# GIVEN REQUEST
Write out the listing beneath this instruction in its entirety, exactly as it reads.
»»
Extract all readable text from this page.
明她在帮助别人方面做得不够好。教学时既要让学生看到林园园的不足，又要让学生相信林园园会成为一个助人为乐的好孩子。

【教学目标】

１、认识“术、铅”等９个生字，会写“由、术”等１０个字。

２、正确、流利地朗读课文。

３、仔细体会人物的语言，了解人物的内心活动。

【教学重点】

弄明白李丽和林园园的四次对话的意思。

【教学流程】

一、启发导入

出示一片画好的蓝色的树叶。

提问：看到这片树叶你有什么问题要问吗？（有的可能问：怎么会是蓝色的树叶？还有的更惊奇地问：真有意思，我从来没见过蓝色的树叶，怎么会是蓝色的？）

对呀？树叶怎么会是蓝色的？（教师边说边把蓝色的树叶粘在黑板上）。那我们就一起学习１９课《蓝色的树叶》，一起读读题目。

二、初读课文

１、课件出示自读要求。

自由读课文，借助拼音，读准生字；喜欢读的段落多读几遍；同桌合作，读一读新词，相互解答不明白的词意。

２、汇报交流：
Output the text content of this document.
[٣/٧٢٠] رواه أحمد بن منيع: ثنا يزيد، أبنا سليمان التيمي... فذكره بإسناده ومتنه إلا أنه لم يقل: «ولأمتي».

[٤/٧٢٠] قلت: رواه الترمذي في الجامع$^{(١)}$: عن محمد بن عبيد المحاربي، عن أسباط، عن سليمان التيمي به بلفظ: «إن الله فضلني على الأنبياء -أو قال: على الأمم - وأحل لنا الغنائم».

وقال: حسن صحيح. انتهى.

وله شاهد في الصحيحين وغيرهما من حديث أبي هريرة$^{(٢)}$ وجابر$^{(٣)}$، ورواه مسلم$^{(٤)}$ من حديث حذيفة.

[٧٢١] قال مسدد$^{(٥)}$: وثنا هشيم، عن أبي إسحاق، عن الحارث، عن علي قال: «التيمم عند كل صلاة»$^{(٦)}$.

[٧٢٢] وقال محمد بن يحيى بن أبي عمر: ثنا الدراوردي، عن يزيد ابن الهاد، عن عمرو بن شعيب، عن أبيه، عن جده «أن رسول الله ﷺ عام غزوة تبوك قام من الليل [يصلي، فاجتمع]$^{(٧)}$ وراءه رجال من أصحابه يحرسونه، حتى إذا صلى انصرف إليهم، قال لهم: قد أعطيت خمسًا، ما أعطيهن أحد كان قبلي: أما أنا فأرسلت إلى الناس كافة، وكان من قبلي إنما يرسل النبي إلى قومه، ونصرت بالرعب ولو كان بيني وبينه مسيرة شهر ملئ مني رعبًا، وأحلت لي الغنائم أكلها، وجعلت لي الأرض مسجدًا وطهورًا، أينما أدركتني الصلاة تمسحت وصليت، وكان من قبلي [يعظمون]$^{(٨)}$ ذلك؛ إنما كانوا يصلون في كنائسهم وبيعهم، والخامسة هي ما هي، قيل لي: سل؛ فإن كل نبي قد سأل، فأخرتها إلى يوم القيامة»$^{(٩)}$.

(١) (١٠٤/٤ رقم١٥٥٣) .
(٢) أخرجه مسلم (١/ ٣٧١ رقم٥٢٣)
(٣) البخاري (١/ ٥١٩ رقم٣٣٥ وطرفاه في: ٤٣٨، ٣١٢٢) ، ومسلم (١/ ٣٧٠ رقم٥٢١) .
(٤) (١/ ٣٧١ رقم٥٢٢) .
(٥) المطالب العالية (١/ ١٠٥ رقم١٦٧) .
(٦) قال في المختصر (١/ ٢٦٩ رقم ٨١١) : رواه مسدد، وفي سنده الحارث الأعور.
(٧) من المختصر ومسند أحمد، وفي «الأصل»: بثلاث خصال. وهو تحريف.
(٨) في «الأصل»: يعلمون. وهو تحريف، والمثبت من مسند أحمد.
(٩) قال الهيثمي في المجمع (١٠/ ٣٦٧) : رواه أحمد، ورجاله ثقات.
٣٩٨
««
# FINAL RESULT
Extract all readable text from this page.
明她在帮助别人方面做得不够好。教学时既要让学生看到林园园的不足，又要让学生相信林园园会成为一个助人为乐的好孩子。

【教学目标】

１、认识“术、铅”等９个生字，会写“由、术”等１０个字。

２、正确、流利地朗读课文。

３、仔细体会人物的语言，了解人物的内心活动。

【教学重点】

弄明白李丽和林园园的四次对话的意思。

【教学流程】

一、启发导入

出示一片画好的蓝色的树叶。

提问：看到这片树叶你有什么问题要问吗？（有的可能问：怎么会是蓝色的树叶？还有的更惊奇地问：真有意思，我从来没见过蓝色的树叶，怎么会是蓝色的？）

对呀？树叶怎么会是蓝色的？（教师边说边把蓝色的树叶粘在黑板上）。那我们就一起学习１９课《蓝色的树叶》，一起读读题目。

二、初读课文

１、课件出示自读要求。

自由读课文，借助拼音，读准生字；喜欢读的段落多读几遍；同桌合作，读一读新词，相互解答不明白的词意。

２、汇报交流：
Output the text content of this document.
[٣/٧٢٠] رواه أحمد بن منيع: ثنا يزيد، أبنا سليمان التيمي... فذكره بإسناده ومتنه إلا أنه لم يقل: «ولأمتي».

[٤/٧٢٠] قلت: رواه الترمذي في الجامع$^{(١)}$: عن محمد بن عبيد المحاربي، عن أسباط، عن سليمان التيمي به بلفظ: «إن الله فضلني على الأنبياء -أو قال: على الأمم - وأحل لنا الغنائم».

وقال: حسن صحيح. انتهى.

وله شاهد في الصحيحين وغيرهما من حديث أبي هريرة$^{(٢)}$ وجابر$^{(٣)}$، ورواه مسلم$^{(٤)}$ من حديث حذيفة.

[٧٢١] قال مسدد$^{(٥)}$: وثنا هشيم، عن أبي إسحاق، عن الحارث، عن علي قال: «التيمم عند كل صلاة»$^{(٦)}$.

[٧٢٢] وقال محمد بن يحيى بن أبي عمر: ثنا الدراوردي، عن يزيد ابن الهاد، عن عمرو بن شعيب، عن أبيه، عن جده «أن رسول الله ﷺ عام غزوة تبوك قام من الليل [يصلي، فاجتمع]$^{(٧)}$ وراءه رجال من أصحابه يحرسونه، حتى إذا صلى انصرف إليهم، قال لهم: قد أعطيت خمسًا، ما أعطيهن أحد كان قبلي: أما أنا فأرسلت إلى الناس كافة، وكان من قبلي إنما يرسل النبي إلى قومه، ونصرت بالرعب ولو كان بيني وبينه مسيرة شهر ملئ مني رعبًا، وأحلت لي الغنائم أكلها، وجعلت لي الأرض مسجدًا وطهورًا، أينما أدركتني الصلاة تمسحت وصليت، وكان من قبلي [يعظمون]$^{(٨)}$ ذلك؛ إنما كانوا يصلون في كنائسهم وبيعهم، والخامسة هي ما هي، قيل لي: سل؛ فإن كل نبي قد سأل، فأخرتها إلى يوم القيامة»$^{(٩)}$.

(١) (١٠٤/٤ رقم١٥٥٣) .
(٢) أخرجه مسلم (١/ ٣٧١ رقم٥٢٣)
(٣) البخاري (١/ ٥١٩ رقم٣٣٥ وطرفاه في: ٤٣٨، ٣١٢٢) ، ومسلم (١/ ٣٧٠ رقم٥٢١) .
(٤) (١/ ٣٧١ رقم٥٢٢) .
(٥) المطالب العالية (١/ ١٠٥ رقم١٦٧) .
(٦) قال في المختصر (١/ ٢٦٩ رقم ٨١١) : رواه مسدد، وفي سنده الحارث الأعور.
(٧) من المختصر ومسند أحمد، وفي «الأصل»: بثلاث خصال. وهو تحريف.
(٨) في «الأصل»: يعلمون. وهو تحريف، والمثبت من مسند أحمد.
(٩) قال الهيثمي في المجمع (١٠/ ٣٦٧) : رواه أحمد، ورجاله ثقات.
٣٩٨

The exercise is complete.